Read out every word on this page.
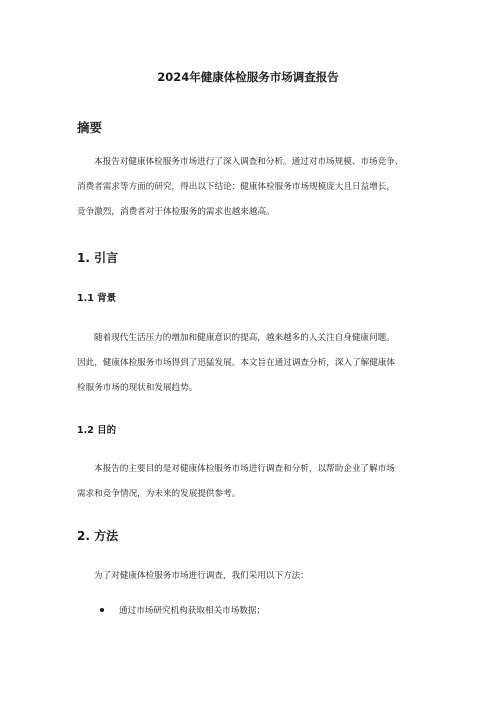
2024年健康体检服务市场调查报告
摘要
本报告对健康体检服务市场进行了深入调查和分析。通过对市场规模、市场竞争、
消费者需求等方面的研究，得出以下结论：健康体检服务市场规模庞大且日益增长，
竞争激烈，消费者对于体检服务的需求也越来越高。
1. 引言
1.1 背景
随着现代生活压力的增加和健康意识的提高，越来越多的人关注自身健康问题。
因此，健康体检服务市场得到了迅猛发展。本文旨在通过调查分析，深入了解健康体
检服务市场的现状和发展趋势。
1.2 目的
本报告的主要目的是对健康体检服务市场进行调查和分析，以帮助企业了解市场
需求和竞争情况，为未来的发展提供参考。
2. 方法
为了对健康体检服务市场进行调查，我们采用以下方法：
通过市场研究机构获取相关市场数据；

- **REQUIRED WORK**
Write out the listing word for word, omitting the pictures it holds.

- **RESULT FOR THIS EXERCISE**
Read out every word on this page.
2024年健康体检服务市场调查报告
摘要
本报告对健康体检服务市场进行了深入调查和分析。通过对市场规模、市场竞争、
消费者需求等方面的研究，得出以下结论：健康体检服务市场规模庞大且日益增长，
竞争激烈，消费者对于体检服务的需求也越来越高。
1. 引言
1.1 背景
随着现代生活压力的增加和健康意识的提高，越来越多的人关注自身健康问题。
因此，健康体检服务市场得到了迅猛发展。本文旨在通过调查分析，深入了解健康体
检服务市场的现状和发展趋势。
1.2 目的
本报告的主要目的是对健康体检服务市场进行调查和分析，以帮助企业了解市场
需求和竞争情况，为未来的发展提供参考。
2. 方法
为了对健康体检服务市场进行调查，我们采用以下方法：
通过市场研究机构获取相关市场数据；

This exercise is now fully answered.